Art brings out creativity, lifts spirits at Reutlinger

Beatrice Meyer’s “Dutch Landscape” is awash in vibrant reds, greens and blues; earth and sky touch in soft strokes that belie the inspiration she gets from impressionist masters.

Meyer, 80, a retired journalist and former editor of the Vermont Journal — whom everyone calls “Bea” — has been painting for four years now, thanks to the Art With Elders program at Danville’s Reutlinger Community for Jewish Living.

A stroke survivor, Meyer says it was Reutlinger’s art director, Betty Rothaus, who encouraged her to work with oil paints. “I feel very good when I’m painting,” Meyer says from her room, her sentences short yet spirited.

Meyer — along with eight other residents from Reutlinger — was chosen for the 13th Art with Elders (AWE) annual exhibit that opened with a festive reception Sept. 12 at Rincon Center in San Francisco. Meyer’s son was one of hundreds of family members and caregivers who came to honor the 90 artists that afternoon.

“We gathered together to celebrate and honor these elders who continue to show us in the deepest sense, what choosing life really means,” says Rothaus. “Despite physical and cognitive ills, these seniors — some over 100 years of age — refuse to allow anything to overshadow their vibrant, creative and generous spirits.”

In fact, Meyer’s paintings have been chosen for Art With Elders exhibits three years in a row. The program runs out of the S.F.-based Eldergivers, which began in 1985 as an outreach effort of the Episcopal Church of St. Mary the Virgin in Cow Hollow, is devoted to developing the hidden gifts of elders and sharing them with the wider community. The Reutlinger Community is one of 30 senior residences involved in Art With Elders.

Robin Myers, program director of Art With Elders, says the annual reception is very rewarding because it gives older artists the chance “to leave the nursing home and enjoy an afternoon of refreshments.”

WHAT IS ASKED.
A. Name every person identified by name in the article about art at Reutlinger.
B. In the article about art at Reutlinger, on what date and where did the 13th Art With Elders exhibit open?
C. Pick up the article about the Art With Elders program at Reutlinger after its final sentence and keep it going.

Saved entries.
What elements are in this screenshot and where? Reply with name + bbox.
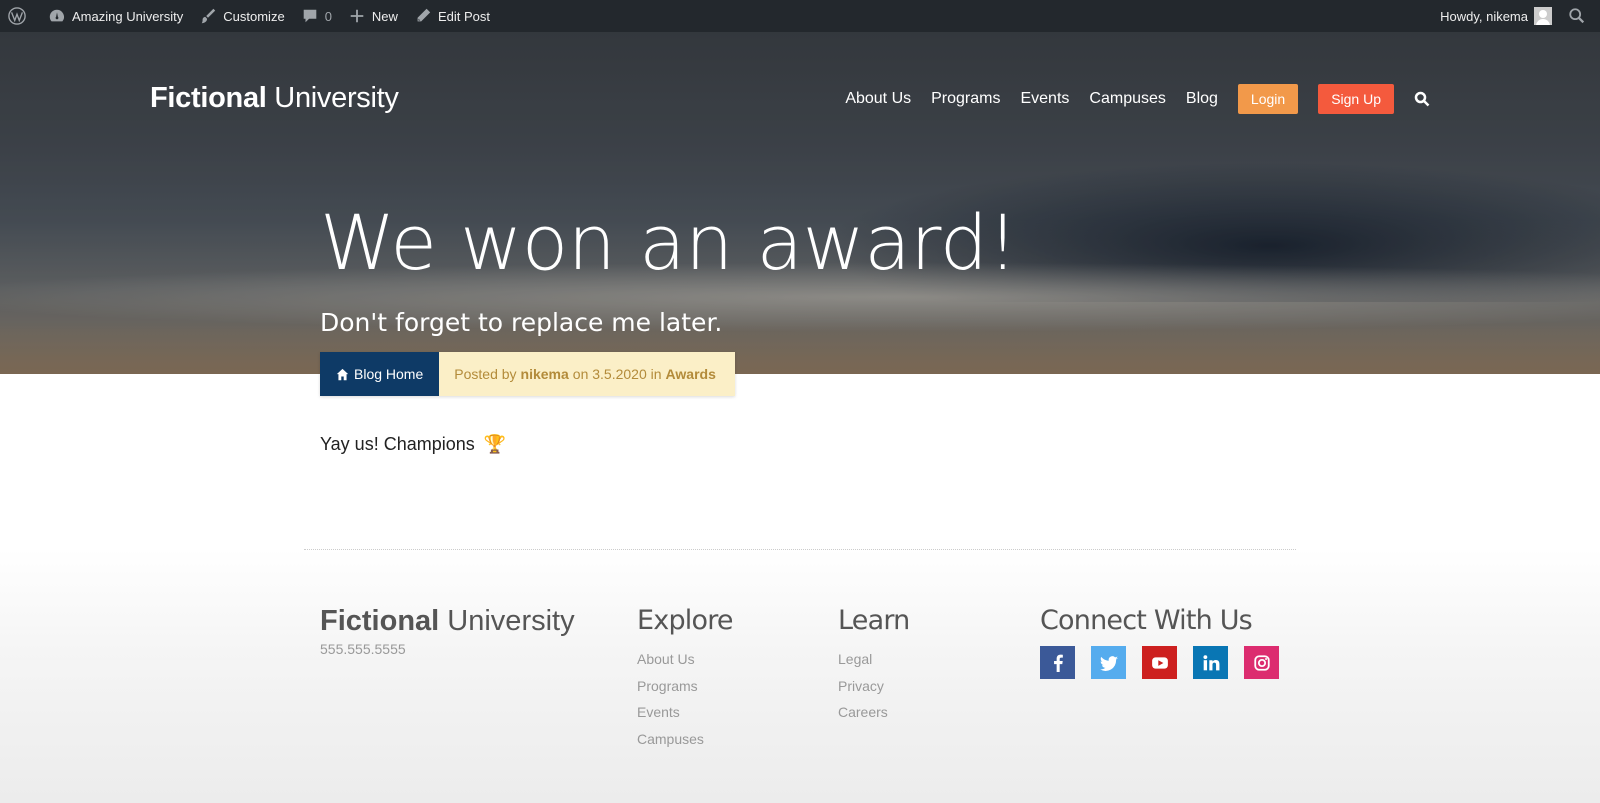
login-button[interactable]: Login — [1237, 84, 1299, 114]
post-meta-text: Posted by nikema on 3.5.2020 in Awards — [439, 352, 735, 396]
site-logo-light: University — [274, 82, 399, 114]
post-date-label: on 3.5.2020 in — [572, 366, 662, 382]
my-account-link[interactable]: Howdy, nikema — [1432, 0, 1560, 32]
hero-banner: Fictional University About Us Programs E… — [0, 32, 1600, 374]
blog-home-button[interactable]: Blog Home — [320, 352, 440, 396]
site-name-label: Amazing University — [72, 8, 184, 24]
signup-button[interactable]: Sign Up — [1318, 84, 1394, 114]
social-links — [1040, 646, 1295, 679]
nav-programs[interactable]: Programs — [931, 90, 1000, 108]
youtube-icon[interactable] — [1142, 646, 1177, 679]
admin-bar: Amazing University Customize 0 New Edit … — [0, 0, 1600, 32]
footer-link-campuses[interactable]: Campuses — [637, 726, 733, 753]
home-icon — [336, 368, 349, 381]
main-nav: About Us Programs Events Campuses Blog L… — [845, 84, 1600, 114]
search-icon[interactable] — [1414, 91, 1430, 107]
footer-phone[interactable]: 555.555.5555 — [320, 641, 406, 657]
footer-learn: Learn Legal Privacy Careers — [838, 605, 910, 726]
customize-link[interactable]: Customize — [191, 0, 292, 32]
edit-post-link[interactable]: Edit Post — [406, 0, 498, 32]
post-body: Yay us! Champions 🏆 — [320, 434, 506, 455]
post-meta-box: Blog Home Posted by nikema on 3.5.2020 i… — [320, 352, 735, 396]
footer-link-about-us[interactable]: About Us — [637, 646, 733, 673]
blog-home-label: Blog Home — [354, 366, 424, 382]
new-label: New — [371, 8, 398, 24]
author-link[interactable]: nikema — [521, 366, 569, 382]
learn-heading: Learn — [838, 605, 910, 636]
twitter-icon[interactable] — [1091, 646, 1126, 679]
footer-connect: Connect With Us — [1040, 605, 1295, 679]
plus-icon — [348, 7, 366, 25]
nav-campuses[interactable]: Campuses — [1089, 90, 1165, 108]
site-name-link[interactable]: Amazing University — [40, 0, 191, 32]
site-footer: Fictional University 555.555.5555 Explor… — [0, 549, 1600, 803]
site-logo-bold: Fictional — [150, 82, 267, 114]
footer-link-careers[interactable]: Careers — [838, 699, 909, 726]
footer-logo-bold: Fictional — [320, 605, 440, 637]
comments-count: 0 — [324, 8, 332, 24]
nav-blog[interactable]: Blog — [1186, 90, 1218, 108]
search-icon — [1568, 7, 1586, 25]
page-subtitle: Don't forget to replace me later. — [320, 308, 723, 337]
post-body-text: Yay us! Champions — [320, 434, 475, 454]
trophy-icon: 🏆 — [483, 434, 507, 454]
footer-link-programs[interactable]: Programs — [637, 673, 733, 700]
avatar — [1534, 7, 1552, 25]
footer-explore: Explore About Us Programs Events Campuse… — [637, 605, 734, 753]
facebook-icon[interactable] — [1040, 646, 1075, 679]
comments-link[interactable]: 0 — [293, 0, 340, 32]
nav-about-us[interactable]: About Us — [845, 90, 911, 108]
edit-post-label: Edit Post — [437, 8, 490, 24]
instagram-icon[interactable] — [1244, 646, 1279, 679]
paintbrush-icon — [199, 7, 217, 25]
dashboard-icon — [48, 7, 66, 25]
new-content-link[interactable]: New — [340, 0, 406, 32]
pencil-icon — [414, 7, 432, 25]
howdy-label: Howdy, nikema — [1440, 8, 1528, 24]
page-title: We won an award! — [320, 198, 1018, 287]
footer-logo[interactable]: Fictional University — [320, 605, 575, 638]
posted-by-label: Posted by — [454, 366, 517, 382]
customize-label: Customize — [223, 8, 285, 24]
explore-heading: Explore — [637, 605, 734, 636]
admin-search-button[interactable] — [1560, 0, 1600, 32]
footer-link-privacy[interactable]: Privacy — [838, 673, 909, 700]
footer-divider — [304, 549, 1296, 550]
linkedin-icon[interactable] — [1193, 646, 1228, 679]
connect-heading: Connect With Us — [1040, 605, 1253, 636]
footer-link-legal[interactable]: Legal — [838, 646, 909, 673]
wordpress-logo-button[interactable] — [0, 0, 40, 32]
footer-logo-light: University — [447, 605, 575, 637]
site-logo[interactable]: Fictional University — [150, 82, 399, 115]
footer-link-events[interactable]: Events — [637, 699, 733, 726]
comment-icon — [301, 7, 319, 25]
post-content-area: Blog Home Posted by nikema on 3.5.2020 i… — [0, 352, 1600, 549]
wordpress-icon — [8, 7, 26, 25]
category-link[interactable]: Awards — [666, 366, 716, 382]
nav-events[interactable]: Events — [1020, 90, 1069, 108]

RESULTS FOR EACH TASK.
A. Beatrice Meyer, Betty Rothaus, Robin Myers

B. It opened Sept. 12 at Rincon Center in San Francisco.

C.
Many, like Meyer, have physical handicaps because of strokes, arthritis or other illnesses. Some work in acrylic or watercolor; others use ink and pencil drawings, while the daring go with mixed media. Each piece of art is framed with a black-and-white photograph of the artist and a brief biographical sketch.

“For many of the artists, it’s the first time they’ve ever seen their work framed,” says Myers, who directs 12 art teachers in Bay Area residences. “Some of them actually burst into tears.”

Moreover, Myers says that she’s always impressed by the history of each artist. “We have housewives and veterans, and people who escaped the Nazi regime only to be imprisoned by the Austrian regime, and then to escape to the U.S.”

Carol Goldman, director of programs at Reutlinger, says Art With Elders encourages creativity. “It’s not like a crafts class in which everyone is doing the same thing. Each resident is encouraged to find and develop his or her own method of creating.”

At Reutlinger, a sign on the art room door reads, “Please enter silently.” Soft music is playing, and art supplies are everywhere. “You see people constantly walking through and admiring,” says Goldman. “There’s a sense of dignity in the room.

“There are many times that our residents have aches and pains, but as soon as they get into the art room, it diverts their attention. One woman is fairly depressed, but you’d never know it in the art room.

“They look and feel different in the art room.”

Artwork decorates the walls of Reutlinger, catching the attention of its staff. Recently, two employees who work in the kitchen asked if they could paint with the older residents. After work, they now relax and create alongside the residents, who range from age 80 and up. (The oldest resident in Art With Elders is 98.)

Echoing Rothaus’ sentiments about the annual exhibit, Goldman says the event is “a real engaging experience. … We had residents go who had not been out in a long time.”

The residents, she says, are proud “to see their works on the wall. That’s history in the making for generations after they’re gone.”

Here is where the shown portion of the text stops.